START MATERIAL FOR THE TASK

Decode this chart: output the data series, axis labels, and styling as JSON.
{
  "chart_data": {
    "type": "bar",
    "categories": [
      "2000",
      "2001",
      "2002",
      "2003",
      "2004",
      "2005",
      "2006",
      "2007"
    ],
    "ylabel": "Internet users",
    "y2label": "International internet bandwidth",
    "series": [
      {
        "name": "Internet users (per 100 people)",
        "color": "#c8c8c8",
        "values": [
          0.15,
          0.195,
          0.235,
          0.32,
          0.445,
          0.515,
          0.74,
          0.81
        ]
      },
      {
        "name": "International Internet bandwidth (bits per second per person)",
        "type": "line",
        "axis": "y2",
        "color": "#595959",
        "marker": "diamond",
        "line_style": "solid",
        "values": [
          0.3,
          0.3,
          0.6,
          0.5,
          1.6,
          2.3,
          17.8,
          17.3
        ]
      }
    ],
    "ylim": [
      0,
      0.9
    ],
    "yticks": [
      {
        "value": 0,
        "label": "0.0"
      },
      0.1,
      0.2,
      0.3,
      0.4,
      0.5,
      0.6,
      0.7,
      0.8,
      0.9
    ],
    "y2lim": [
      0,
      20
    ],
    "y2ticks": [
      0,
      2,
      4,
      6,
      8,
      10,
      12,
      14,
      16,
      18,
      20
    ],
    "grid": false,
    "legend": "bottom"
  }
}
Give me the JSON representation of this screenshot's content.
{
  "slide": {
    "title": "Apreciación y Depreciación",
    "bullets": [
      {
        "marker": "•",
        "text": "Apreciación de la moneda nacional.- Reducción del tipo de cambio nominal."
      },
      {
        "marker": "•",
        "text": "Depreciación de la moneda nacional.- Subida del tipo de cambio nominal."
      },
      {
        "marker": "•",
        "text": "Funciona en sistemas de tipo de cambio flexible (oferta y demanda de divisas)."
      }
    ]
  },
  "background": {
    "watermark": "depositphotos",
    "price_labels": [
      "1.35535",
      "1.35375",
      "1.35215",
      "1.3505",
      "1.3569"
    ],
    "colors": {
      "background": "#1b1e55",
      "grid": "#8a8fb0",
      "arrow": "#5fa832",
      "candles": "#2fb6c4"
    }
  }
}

END MATERIAL FOR THE TASK

- [TO DO]:
Your answer should be a single number: how many lines of the material contain the word "International".

- [EXERCISE OUTPUT]:
2